═════ PROVIDED INFORMATION ═════
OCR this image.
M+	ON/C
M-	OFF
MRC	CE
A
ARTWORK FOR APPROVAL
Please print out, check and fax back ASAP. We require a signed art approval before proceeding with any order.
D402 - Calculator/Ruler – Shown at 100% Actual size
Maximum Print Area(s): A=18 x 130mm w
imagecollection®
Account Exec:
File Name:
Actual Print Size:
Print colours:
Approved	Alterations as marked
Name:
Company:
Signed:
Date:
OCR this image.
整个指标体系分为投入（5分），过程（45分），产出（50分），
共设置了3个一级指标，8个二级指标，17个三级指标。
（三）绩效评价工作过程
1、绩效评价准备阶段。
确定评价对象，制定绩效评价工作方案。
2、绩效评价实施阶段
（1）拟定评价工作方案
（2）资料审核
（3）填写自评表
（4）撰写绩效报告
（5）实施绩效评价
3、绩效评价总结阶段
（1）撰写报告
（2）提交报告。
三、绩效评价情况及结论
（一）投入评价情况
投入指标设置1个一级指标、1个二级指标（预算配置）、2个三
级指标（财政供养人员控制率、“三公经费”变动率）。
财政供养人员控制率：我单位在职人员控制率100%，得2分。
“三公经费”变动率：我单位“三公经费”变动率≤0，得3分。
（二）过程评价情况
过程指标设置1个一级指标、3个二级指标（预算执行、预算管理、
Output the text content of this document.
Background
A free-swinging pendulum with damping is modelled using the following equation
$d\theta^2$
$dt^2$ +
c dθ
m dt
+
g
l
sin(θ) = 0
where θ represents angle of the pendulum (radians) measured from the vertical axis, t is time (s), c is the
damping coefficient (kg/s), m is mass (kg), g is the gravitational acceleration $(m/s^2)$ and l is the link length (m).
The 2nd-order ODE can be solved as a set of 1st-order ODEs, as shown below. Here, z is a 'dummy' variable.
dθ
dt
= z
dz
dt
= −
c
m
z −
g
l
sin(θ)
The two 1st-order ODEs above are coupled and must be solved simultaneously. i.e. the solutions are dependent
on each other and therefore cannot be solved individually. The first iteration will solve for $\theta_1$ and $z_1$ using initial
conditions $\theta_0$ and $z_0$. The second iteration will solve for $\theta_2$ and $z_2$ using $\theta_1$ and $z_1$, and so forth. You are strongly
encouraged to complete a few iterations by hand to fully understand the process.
═════
Working from the entries above, return all lines that contain "using".

IN RESPONSE:
A free-swinging pendulum with damping is modelled using the following equation
on each other and therefore cannot be solved individually. The first iteration will solve for $\theta_1$ and $z_1$ using initial
conditions $\theta_0$ and $z_0$. The second iteration will solve for $\theta_2$ and $z_2$ using $\theta_1$ and $z_1$, and so forth. You are strongly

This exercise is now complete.